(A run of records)
════════
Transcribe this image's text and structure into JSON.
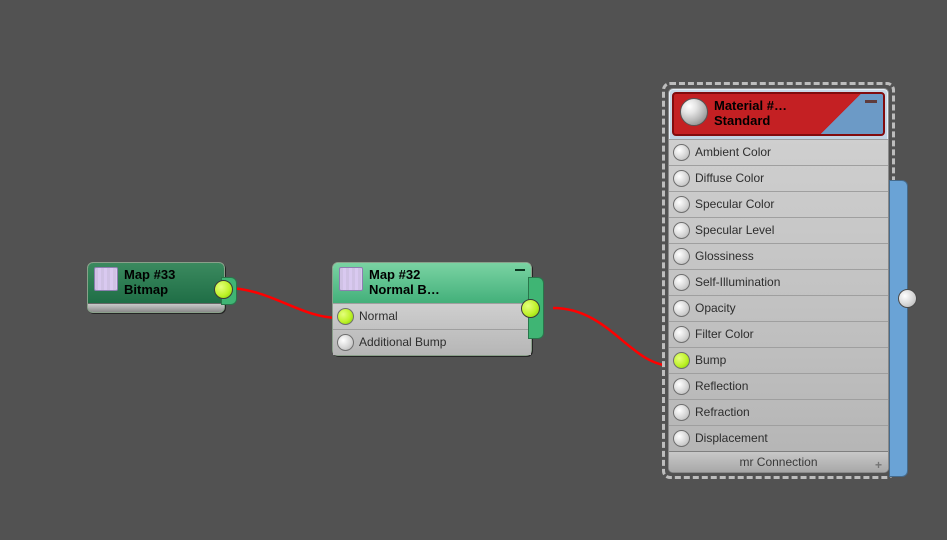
{
  "nodes": [
    {
      "title": "Map #33",
      "type": "Bitmap"
    },
    {
      "title": "Map #32",
      "type": "Normal  B…",
      "inputs": [
        "Normal",
        "Additional Bump"
      ]
    }
  ],
  "material": {
    "title": "Material #…",
    "type": "Standard",
    "footer": "mr Connection",
    "slots": [
      {
        "label": "Ambient Color",
        "connected": false
      },
      {
        "label": "Diffuse Color",
        "connected": false
      },
      {
        "label": "Specular Color",
        "connected": false
      },
      {
        "label": "Specular Level",
        "connected": false
      },
      {
        "label": "Glossiness",
        "connected": false
      },
      {
        "label": "Self-Illumination",
        "connected": false
      },
      {
        "label": "Opacity",
        "connected": false
      },
      {
        "label": "Filter Color",
        "connected": false
      },
      {
        "label": "Bump",
        "connected": true
      },
      {
        "label": "Reflection",
        "connected": false
      },
      {
        "label": "Refraction",
        "connected": false
      },
      {
        "label": "Displacement",
        "connected": false
      }
    ]
  },
  "connections": [
    {
      "from": "Map #33",
      "to": "Map #32",
      "to_slot": "Normal"
    },
    {
      "from": "Map #32",
      "to": "Material",
      "to_slot": "Bump"
    }
  ]
}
════════
### WHAT THIS TASK INVOLVES
Extract from the material all lines containing the string "Color".

### FINAL RESULT
        "label": "Ambient Color",
        "label": "Diffuse Color",
        "label": "Specular Color",
        "label": "Filter Color",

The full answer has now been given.